| THE PROBLEM |
Transcribe all of the material exactly.

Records
"""

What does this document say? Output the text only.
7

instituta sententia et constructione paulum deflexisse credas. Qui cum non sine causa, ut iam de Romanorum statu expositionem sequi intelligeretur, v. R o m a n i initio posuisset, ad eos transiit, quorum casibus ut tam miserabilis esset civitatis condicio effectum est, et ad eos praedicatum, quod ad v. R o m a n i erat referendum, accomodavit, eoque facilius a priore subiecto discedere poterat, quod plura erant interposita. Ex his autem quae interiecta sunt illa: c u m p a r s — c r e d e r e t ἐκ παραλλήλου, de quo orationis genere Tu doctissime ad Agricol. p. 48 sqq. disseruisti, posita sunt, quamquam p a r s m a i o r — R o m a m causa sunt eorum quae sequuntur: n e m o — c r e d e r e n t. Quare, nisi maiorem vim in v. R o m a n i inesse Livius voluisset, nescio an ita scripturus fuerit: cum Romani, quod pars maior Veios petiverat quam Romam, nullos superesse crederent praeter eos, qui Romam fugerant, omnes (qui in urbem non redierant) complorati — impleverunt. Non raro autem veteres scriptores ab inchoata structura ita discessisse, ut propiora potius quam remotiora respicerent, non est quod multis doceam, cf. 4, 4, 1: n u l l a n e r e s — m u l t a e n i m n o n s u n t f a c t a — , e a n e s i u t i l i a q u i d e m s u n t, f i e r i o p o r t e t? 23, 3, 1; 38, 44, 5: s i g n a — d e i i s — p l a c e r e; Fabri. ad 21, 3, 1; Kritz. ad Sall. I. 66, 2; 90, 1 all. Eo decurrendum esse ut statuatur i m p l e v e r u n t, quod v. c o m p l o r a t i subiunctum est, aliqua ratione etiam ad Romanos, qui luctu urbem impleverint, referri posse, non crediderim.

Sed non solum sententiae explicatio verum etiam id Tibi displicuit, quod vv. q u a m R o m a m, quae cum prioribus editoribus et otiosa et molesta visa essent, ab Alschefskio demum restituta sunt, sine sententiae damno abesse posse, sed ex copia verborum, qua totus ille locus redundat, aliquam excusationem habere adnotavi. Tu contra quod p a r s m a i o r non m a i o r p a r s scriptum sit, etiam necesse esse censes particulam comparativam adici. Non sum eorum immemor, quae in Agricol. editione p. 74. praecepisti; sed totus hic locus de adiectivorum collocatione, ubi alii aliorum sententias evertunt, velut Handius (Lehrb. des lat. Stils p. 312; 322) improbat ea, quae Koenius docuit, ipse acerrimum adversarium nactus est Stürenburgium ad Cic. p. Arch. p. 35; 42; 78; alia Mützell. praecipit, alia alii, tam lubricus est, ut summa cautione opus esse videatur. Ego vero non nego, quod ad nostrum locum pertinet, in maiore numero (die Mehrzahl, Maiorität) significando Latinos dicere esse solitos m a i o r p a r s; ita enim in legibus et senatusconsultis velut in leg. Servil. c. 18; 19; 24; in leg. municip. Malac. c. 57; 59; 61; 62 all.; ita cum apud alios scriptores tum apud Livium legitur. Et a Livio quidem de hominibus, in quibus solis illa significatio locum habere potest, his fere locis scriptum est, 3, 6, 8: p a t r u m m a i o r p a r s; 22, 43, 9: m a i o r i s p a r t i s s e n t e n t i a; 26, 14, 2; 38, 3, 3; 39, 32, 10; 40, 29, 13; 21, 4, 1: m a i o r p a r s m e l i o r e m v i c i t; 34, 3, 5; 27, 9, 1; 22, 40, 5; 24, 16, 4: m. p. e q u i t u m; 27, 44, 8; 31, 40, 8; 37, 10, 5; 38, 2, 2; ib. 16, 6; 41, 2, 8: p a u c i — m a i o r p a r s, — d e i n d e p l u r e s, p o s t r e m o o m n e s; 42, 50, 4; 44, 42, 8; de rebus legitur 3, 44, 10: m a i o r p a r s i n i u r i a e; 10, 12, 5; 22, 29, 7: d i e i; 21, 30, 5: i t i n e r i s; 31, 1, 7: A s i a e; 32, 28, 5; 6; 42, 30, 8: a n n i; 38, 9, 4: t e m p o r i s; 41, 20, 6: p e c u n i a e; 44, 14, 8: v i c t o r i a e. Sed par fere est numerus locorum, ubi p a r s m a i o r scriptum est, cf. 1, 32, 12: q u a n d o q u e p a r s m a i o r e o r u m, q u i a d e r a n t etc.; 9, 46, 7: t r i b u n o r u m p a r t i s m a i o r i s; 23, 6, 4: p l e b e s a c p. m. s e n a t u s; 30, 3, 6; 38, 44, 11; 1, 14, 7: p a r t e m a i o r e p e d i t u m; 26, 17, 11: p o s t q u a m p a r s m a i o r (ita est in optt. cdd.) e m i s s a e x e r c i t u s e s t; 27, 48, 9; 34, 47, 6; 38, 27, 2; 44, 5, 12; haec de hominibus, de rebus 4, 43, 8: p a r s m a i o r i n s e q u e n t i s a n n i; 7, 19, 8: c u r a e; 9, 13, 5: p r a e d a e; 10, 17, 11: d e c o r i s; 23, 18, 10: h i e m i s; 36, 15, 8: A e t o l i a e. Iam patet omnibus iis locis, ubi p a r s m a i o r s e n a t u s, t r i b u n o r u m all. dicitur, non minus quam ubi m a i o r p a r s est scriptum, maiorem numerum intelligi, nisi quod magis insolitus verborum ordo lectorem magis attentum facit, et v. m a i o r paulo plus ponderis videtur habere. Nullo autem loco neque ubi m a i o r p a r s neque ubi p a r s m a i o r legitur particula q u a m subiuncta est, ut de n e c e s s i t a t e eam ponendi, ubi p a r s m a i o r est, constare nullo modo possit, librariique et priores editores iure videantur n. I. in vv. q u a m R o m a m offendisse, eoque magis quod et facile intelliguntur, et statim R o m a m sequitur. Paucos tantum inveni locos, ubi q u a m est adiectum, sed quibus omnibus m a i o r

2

"""

| EXPECTED ANSWER |
What does this document say? Output the text only.
7

instituta sententia et constructione paulum deflexisse credas. Qui cum non sine causa, ut iam de Romanorum statu expositionem sequi intelligeretur, v. R o m a n i initio posuisset, ad eos transiit, quorum casibus ut tam miserabilis esset civitatis condicio effectum est, et ad eos praedicatum, quod ad v. R o m a n i erat referendum, accomodavit, eoque facilius a priore subiecto discedere poterat, quod plura erant interposita. Ex his autem quae interiecta sunt illa: c u m p a r s — c r e d e r e t ἐκ παραλλήλου, de quo orationis genere Tu doctissime ad Agricol. p. 48 sqq. disseruisti, posita sunt, quamquam p a r s m a i o r — R o m a m causa sunt eorum quae sequuntur: n e m o — c r e d e r e n t. Quare, nisi maiorem vim in v. R o m a n i inesse Livius voluisset, nescio an ita scripturus fuerit: cum Romani, quod pars maior Veios petiverat quam Romam, nullos superesse crederent praeter eos, qui Romam fugerant, omnes (qui in urbem non redierant) complorati — impleverunt. Non raro autem veteres scriptores ab inchoata structura ita discessisse, ut propiora potius quam remotiora respicerent, non est quod multis doceam, cf. 4, 4, 1: n u l l a n e r e s — m u l t a e n i m n o n s u n t f a c t a — , e a n e s i u t i l i a q u i d e m s u n t, f i e r i o p o r t e t? 23, 3, 1; 38, 44, 5: s i g n a — d e i i s — p l a c e r e; Fabri. ad 21, 3, 1; Kritz. ad Sall. I. 66, 2; 90, 1 all. Eo decurrendum esse ut statuatur i m p l e v e r u n t, quod v. c o m p l o r a t i subiunctum est, aliqua ratione etiam ad Romanos, qui luctu urbem impleverint, referri posse, non crediderim.

Sed non solum sententiae explicatio verum etiam id Tibi displicuit, quod vv. q u a m R o m a m, quae cum prioribus editoribus et otiosa et molesta visa essent, ab Alschefskio demum restituta sunt, sine sententiae damno abesse posse, sed ex copia verborum, qua totus ille locus redundat, aliquam excusationem habere adnotavi. Tu contra quod p a r s m a i o r non m a i o r p a r s scriptum sit, etiam necesse esse censes particulam comparativam adici. Non sum eorum immemor, quae in Agricol. editione p. 74. praecepisti; sed totus hic locus de adiectivorum collocatione, ubi alii aliorum sententias evertunt, velut Handius (Lehrb. des lat. Stils p. 312; 322) improbat ea, quae Koenius docuit, ipse acerrimum adversarium nactus est Stürenburgium ad Cic. p. Arch. p. 35; 42; 78; alia Mützell. praecipit, alia alii, tam lubricus est, ut summa cautione opus esse videatur. Ego vero non nego, quod ad nostrum locum pertinet, in maiore numero (die Mehrzahl, Maiorität) significando Latinos dicere esse solitos m a i o r p a r s; ita enim in legibus et senatusconsultis velut in leg. Servil. c. 18; 19; 24; in leg. municip. Malac. c. 57; 59; 61; 62 all.; ita cum apud alios scriptores tum apud Livium legitur. Et a Livio quidem de hominibus, in quibus solis illa significatio locum habere potest, his fere locis scriptum est, 3, 6, 8: p a t r u m m a i o r p a r s; 22, 43, 9: m a i o r i s p a r t i s s e n t e n t i a; 26, 14, 2; 38, 3, 3; 39, 32, 10; 40, 29, 13; 21, 4, 1: m a i o r p a r s m e l i o r e m v i c i t; 34, 3, 5; 27, 9, 1; 22, 40, 5; 24, 16, 4: m. p. e q u i t u m; 27, 44, 8; 31, 40, 8; 37, 10, 5; 38, 2, 2; ib. 16, 6; 41, 2, 8: p a u c i — m a i o r p a r s, — d e i n d e p l u r e s, p o s t r e m o o m n e s; 42, 50, 4; 44, 42, 8; de rebus legitur 3, 44, 10: m a i o r p a r s i n i u r i a e; 10, 12, 5; 22, 29, 7: d i e i; 21, 30, 5: i t i n e r i s; 31, 1, 7: A s i a e; 32, 28, 5; 6; 42, 30, 8: a n n i; 38, 9, 4: t e m p o r i s; 41, 20, 6: p e c u n i a e; 44, 14, 8: v i c t o r i a e. Sed par fere est numerus locorum, ubi p a r s m a i o r scriptum est, cf. 1, 32, 12: q u a n d o q u e p a r s m a i o r e o r u m, q u i a d e r a n t etc.; 9, 46, 7: t r i b u n o r u m p a r t i s m a i o r i s; 23, 6, 4: p l e b e s a c p. m. s e n a t u s; 30, 3, 6; 38, 44, 11; 1, 14, 7: p a r t e m a i o r e p e d i t u m; 26, 17, 11: p o s t q u a m p a r s m a i o r (ita est in optt. cdd.) e m i s s a e x e r c i t u s e s t; 27, 48, 9; 34, 47, 6; 38, 27, 2; 44, 5, 12; haec de hominibus, de rebus 4, 43, 8: p a r s m a i o r i n s e q u e n t i s a n n i; 7, 19, 8: c u r a e; 9, 13, 5: p r a e d a e; 10, 17, 11: d e c o r i s; 23, 18, 10: h i e m i s; 36, 15, 8: A e t o l i a e. Iam patet omnibus iis locis, ubi p a r s m a i o r s e n a t u s, t r i b u n o r u m all. dicitur, non minus quam ubi m a i o r p a r s est scriptum, maiorem numerum intelligi, nisi quod magis insolitus verborum ordo lectorem magis attentum facit, et v. m a i o r paulo plus ponderis videtur habere. Nullo autem loco neque ubi m a i o r p a r s neque ubi p a r s m a i o r legitur particula q u a m subiuncta est, ut de n e c e s s i t a t e eam ponendi, ubi p a r s m a i o r est, constare nullo modo possit, librariique et priores editores iure videantur n. I. in vv. q u a m R o m a m offendisse, eoque magis quod et facile intelliguntur, et statim R o m a m sequitur. Paucos tantum inveni locos, ubi q u a m est adiectum, sed quibus omnibus m a i o r

2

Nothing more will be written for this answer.